--- begin EXTRACTED RECORDS ---

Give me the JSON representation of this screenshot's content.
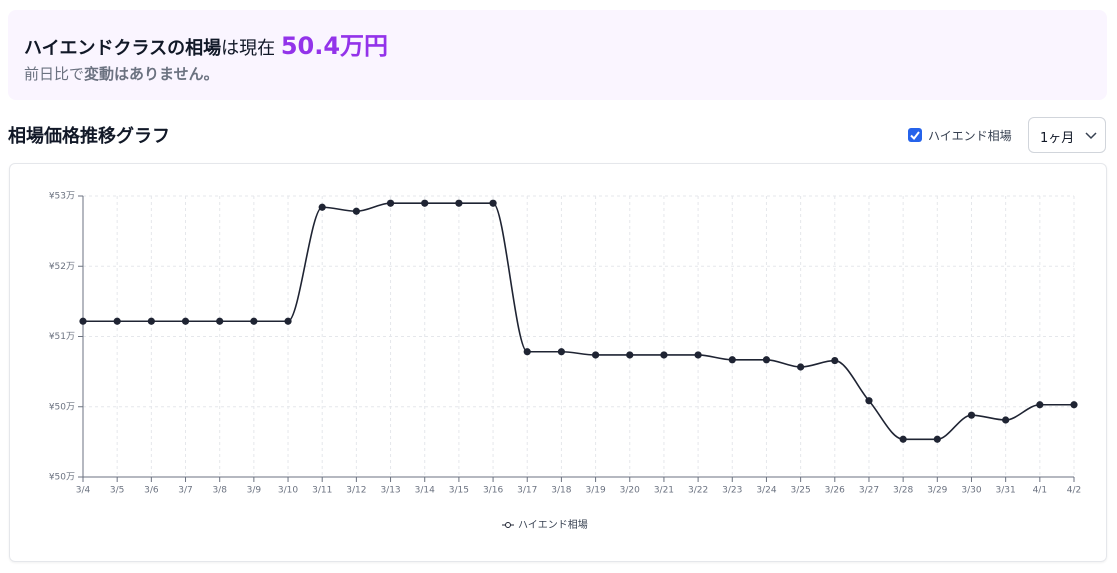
{
  "header": {
    "title_bold": "ハイエンドクラスの相場",
    "title_rest": "は現在",
    "price": "50.4万円",
    "sub_plain": "前日比で",
    "sub_bold": "変動はありません。"
  },
  "section_title": "相場価格推移グラフ",
  "controls": {
    "checkbox_label": "ハイエンド相場",
    "period": "1ヶ月"
  },
  "chart_data": {
    "type": "line",
    "categories": [
      "3/4",
      "3/5",
      "3/6",
      "3/7",
      "3/8",
      "3/9",
      "3/10",
      "3/11",
      "3/12",
      "3/13",
      "3/14",
      "3/15",
      "3/16",
      "3/17",
      "3/18",
      "3/19",
      "3/20",
      "3/21",
      "3/22",
      "3/23",
      "3/24",
      "3/25",
      "3/26",
      "3/27",
      "3/28",
      "3/29",
      "3/30",
      "3/31",
      "4/1",
      "4/2"
    ],
    "series": [
      {
        "name": "ハイエンド相場",
        "color": "#1f2433",
        "values": [
          51.44,
          51.44,
          51.44,
          51.44,
          51.44,
          51.44,
          51.44,
          52.86,
          52.81,
          52.91,
          52.91,
          52.91,
          52.91,
          51.06,
          51.06,
          51.02,
          51.02,
          51.02,
          51.02,
          50.96,
          50.96,
          50.87,
          50.95,
          50.45,
          49.97,
          49.97,
          50.27,
          50.21,
          50.4,
          50.4
        ]
      }
    ],
    "ylim": [
      49.5,
      53
    ],
    "yticks": [
      {
        "value": 49.5,
        "label": "¥50万"
      },
      {
        "value": 50.375,
        "label": "¥50万"
      },
      {
        "value": 51.25,
        "label": "¥51万"
      },
      {
        "value": 52.125,
        "label": "¥52万"
      },
      {
        "value": 53,
        "label": "¥53万"
      }
    ],
    "grid": true,
    "legend": "bottom"
  }
}
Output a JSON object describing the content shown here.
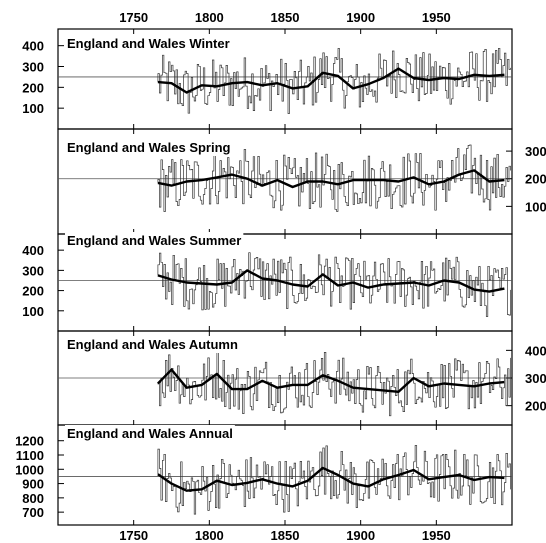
{
  "chart_data": {
    "type": "line",
    "xlim": [
      1700,
      2000
    ],
    "x_ticks": [
      1750,
      1800,
      1850,
      1900,
      1950
    ],
    "x_tick_labels_top": [
      "1750",
      "1800",
      "1850",
      "1900",
      "1950"
    ],
    "x_tick_labels_bottom": [
      "1750",
      "1800",
      "1850",
      "1900",
      "1950"
    ],
    "grid": false,
    "panels": [
      {
        "title": "England and Wales Winter",
        "y_axis_side": "left",
        "ylim": [
          0,
          480
        ],
        "y_ticks": [
          100,
          200,
          300,
          400
        ],
        "y_tick_labels": [
          "100",
          "200",
          "300",
          "400"
        ],
        "reference_line": 250,
        "smoothed_series": {
          "x": [
            1766,
            1775,
            1785,
            1795,
            1805,
            1815,
            1825,
            1835,
            1845,
            1855,
            1865,
            1875,
            1885,
            1895,
            1905,
            1915,
            1925,
            1935,
            1945,
            1955,
            1965,
            1975,
            1985,
            1995
          ],
          "y": [
            225,
            220,
            175,
            210,
            205,
            220,
            225,
            210,
            220,
            195,
            205,
            270,
            255,
            195,
            215,
            245,
            290,
            245,
            235,
            245,
            240,
            260,
            255,
            260
          ]
        }
      },
      {
        "title": "England and Wales Spring",
        "y_axis_side": "right",
        "ylim": [
          0,
          380
        ],
        "y_ticks": [
          100,
          200,
          300
        ],
        "y_tick_labels": [
          "100",
          "200",
          "300"
        ],
        "reference_line": 200,
        "smoothed_series": {
          "x": [
            1766,
            1775,
            1785,
            1795,
            1805,
            1815,
            1825,
            1835,
            1845,
            1855,
            1865,
            1875,
            1885,
            1895,
            1905,
            1915,
            1925,
            1935,
            1945,
            1955,
            1965,
            1975,
            1985,
            1995
          ],
          "y": [
            185,
            175,
            190,
            195,
            205,
            215,
            200,
            175,
            195,
            170,
            190,
            190,
            180,
            195,
            195,
            195,
            190,
            205,
            180,
            190,
            215,
            230,
            190,
            195
          ]
        }
      },
      {
        "title": "England and Wales Summer",
        "y_axis_side": "left",
        "ylim": [
          0,
          480
        ],
        "y_ticks": [
          100,
          200,
          300,
          400
        ],
        "y_tick_labels": [
          "100",
          "200",
          "300",
          "400"
        ],
        "reference_line": 250,
        "smoothed_series": {
          "x": [
            1766,
            1775,
            1785,
            1795,
            1805,
            1815,
            1825,
            1835,
            1845,
            1855,
            1865,
            1875,
            1885,
            1895,
            1905,
            1915,
            1925,
            1935,
            1945,
            1955,
            1965,
            1975,
            1985,
            1995
          ],
          "y": [
            275,
            255,
            240,
            235,
            230,
            240,
            300,
            260,
            250,
            230,
            220,
            280,
            225,
            240,
            215,
            230,
            235,
            240,
            225,
            250,
            240,
            205,
            195,
            210
          ]
        }
      },
      {
        "title": "England and Wales Autumn",
        "y_axis_side": "right",
        "ylim": [
          130,
          470
        ],
        "y_ticks": [
          200,
          300,
          400
        ],
        "y_tick_labels": [
          "200",
          "300",
          "400"
        ],
        "reference_line": 300,
        "smoothed_series": {
          "x": [
            1766,
            1775,
            1785,
            1795,
            1805,
            1815,
            1825,
            1835,
            1845,
            1855,
            1865,
            1875,
            1885,
            1895,
            1905,
            1915,
            1925,
            1935,
            1945,
            1955,
            1965,
            1975,
            1985,
            1995
          ],
          "y": [
            280,
            330,
            265,
            275,
            315,
            260,
            260,
            290,
            265,
            275,
            275,
            310,
            290,
            265,
            260,
            255,
            250,
            300,
            270,
            280,
            275,
            270,
            280,
            285
          ]
        }
      },
      {
        "title": "England and Wales Annual",
        "y_axis_side": "left",
        "ylim": [
          610,
          1310
        ],
        "y_ticks": [
          700,
          800,
          900,
          1000,
          1100,
          1200
        ],
        "y_tick_labels": [
          "700",
          "800",
          "900",
          "1000",
          "1100",
          "1200"
        ],
        "reference_line": 950,
        "smoothed_series": {
          "x": [
            1766,
            1775,
            1785,
            1795,
            1805,
            1815,
            1825,
            1835,
            1845,
            1855,
            1865,
            1875,
            1885,
            1895,
            1905,
            1915,
            1925,
            1935,
            1945,
            1955,
            1965,
            1975,
            1985,
            1995
          ],
          "y": [
            965,
            900,
            850,
            860,
            920,
            890,
            905,
            930,
            900,
            880,
            920,
            1010,
            960,
            900,
            880,
            930,
            960,
            995,
            930,
            945,
            960,
            925,
            945,
            940
          ]
        }
      }
    ]
  }
}
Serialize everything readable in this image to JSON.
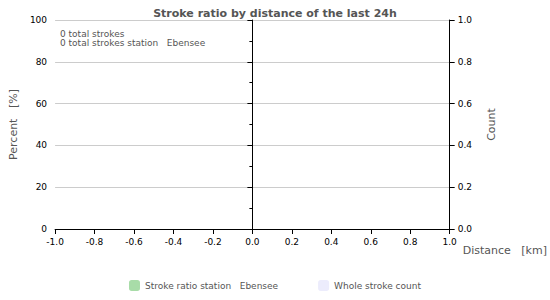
{
  "chart_data": {
    "type": "bar",
    "title": "Stroke ratio by distance of the last 24h",
    "annotations": [
      "0 total strokes",
      "0 total strokes station   Ebensee"
    ],
    "x_label": "Distance   [km]",
    "y_label": "Percent   [%]",
    "y2_label": "Count",
    "x": [],
    "series": [
      {
        "name": "Stroke ratio station   Ebensee",
        "color": "#a8dca8",
        "values": [],
        "axis": "y"
      },
      {
        "name": "Whole stroke count",
        "color": "#ececfc",
        "values": [],
        "axis": "y2"
      }
    ],
    "xlim": [
      -1,
      1
    ],
    "xticks": [
      {
        "value": -1,
        "label": "-1.0"
      },
      {
        "value": -0.8,
        "label": "-0.8"
      },
      {
        "value": -0.6,
        "label": "-0.6"
      },
      {
        "value": -0.4,
        "label": "-0.4"
      },
      {
        "value": -0.2,
        "label": "-0.2"
      },
      {
        "value": 0,
        "label": "0.0"
      },
      {
        "value": 0.2,
        "label": "0.2"
      },
      {
        "value": 0.4,
        "label": "0.4"
      },
      {
        "value": 0.6,
        "label": "0.6"
      },
      {
        "value": 0.8,
        "label": "0.8"
      },
      {
        "value": 1,
        "label": "1.0"
      }
    ],
    "ylim": [
      0,
      100
    ],
    "yticks": [
      0,
      20,
      40,
      60,
      80,
      100
    ],
    "y2lim": [
      0,
      1
    ],
    "y2ticks": [
      {
        "value": 0,
        "label": "0.0"
      },
      {
        "value": 0.2,
        "label": "0.2"
      },
      {
        "value": 0.4,
        "label": "0.4"
      },
      {
        "value": 0.6,
        "label": "0.6"
      },
      {
        "value": 0.8,
        "label": "0.8"
      },
      {
        "value": 1,
        "label": "1.0"
      }
    ],
    "grid": true,
    "legend": "bottom"
  }
}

--- end EXTRACTED RECORDS ---

Copy out exactly the lines between the line containing "Serialize everything readable" and the end of the entries, including both, and leave the pictures behind.

IN RESPONSE:
Serialize everything readable in this image to JSON.
{
  "chart_data": {
    "type": "bar",
    "title": "Stroke ratio by distance of the last 24h",
    "annotations": [
      "0 total strokes",
      "0 total strokes station   Ebensee"
    ],
    "x_label": "Distance   [km]",
    "y_label": "Percent   [%]",
    "y2_label": "Count",
    "x": [],
    "series": [
      {
        "name": "Stroke ratio station   Ebensee",
        "color": "#a8dca8",
        "values": [],
        "axis": "y"
      },
      {
        "name": "Whole stroke count",
        "color": "#ececfc",
        "values": [],
        "axis": "y2"
      }
    ],
    "xlim": [
      -1,
      1
    ],
    "xticks": [
      {
        "value": -1,
        "label": "-1.0"
      },
      {
        "value": -0.8,
        "label": "-0.8"
      },
      {
        "value": -0.6,
        "label": "-0.6"
      },
      {
        "value": -0.4,
        "label": "-0.4"
      },
      {
        "value": -0.2,
        "label": "-0.2"
      },
      {
        "value": 0,
        "label": "0.0"
      },
      {
        "value": 0.2,
        "label": "0.2"
      },
      {
        "value": 0.4,
        "label": "0.4"
      },
      {
        "value": 0.6,
        "label": "0.6"
      },
      {
        "value": 0.8,
        "label": "0.8"
      },
      {
        "value": 1,
        "label": "1.0"
      }
    ],
    "ylim": [
      0,
      100
    ],
    "yticks": [
      0,
      20,
      40,
      60,
      80,
      100
    ],
    "y2lim": [
      0,
      1
    ],
    "y2ticks": [
      {
        "value": 0,
        "label": "0.0"
      },
      {
        "value": 0.2,
        "label": "0.2"
      },
      {
        "value": 0.4,
        "label": "0.4"
      },
      {
        "value": 0.6,
        "label": "0.6"
      },
      {
        "value": 0.8,
        "label": "0.8"
      },
      {
        "value": 1,
        "label": "1.0"
      }
    ],
    "grid": true,
    "legend": "bottom"
  }
}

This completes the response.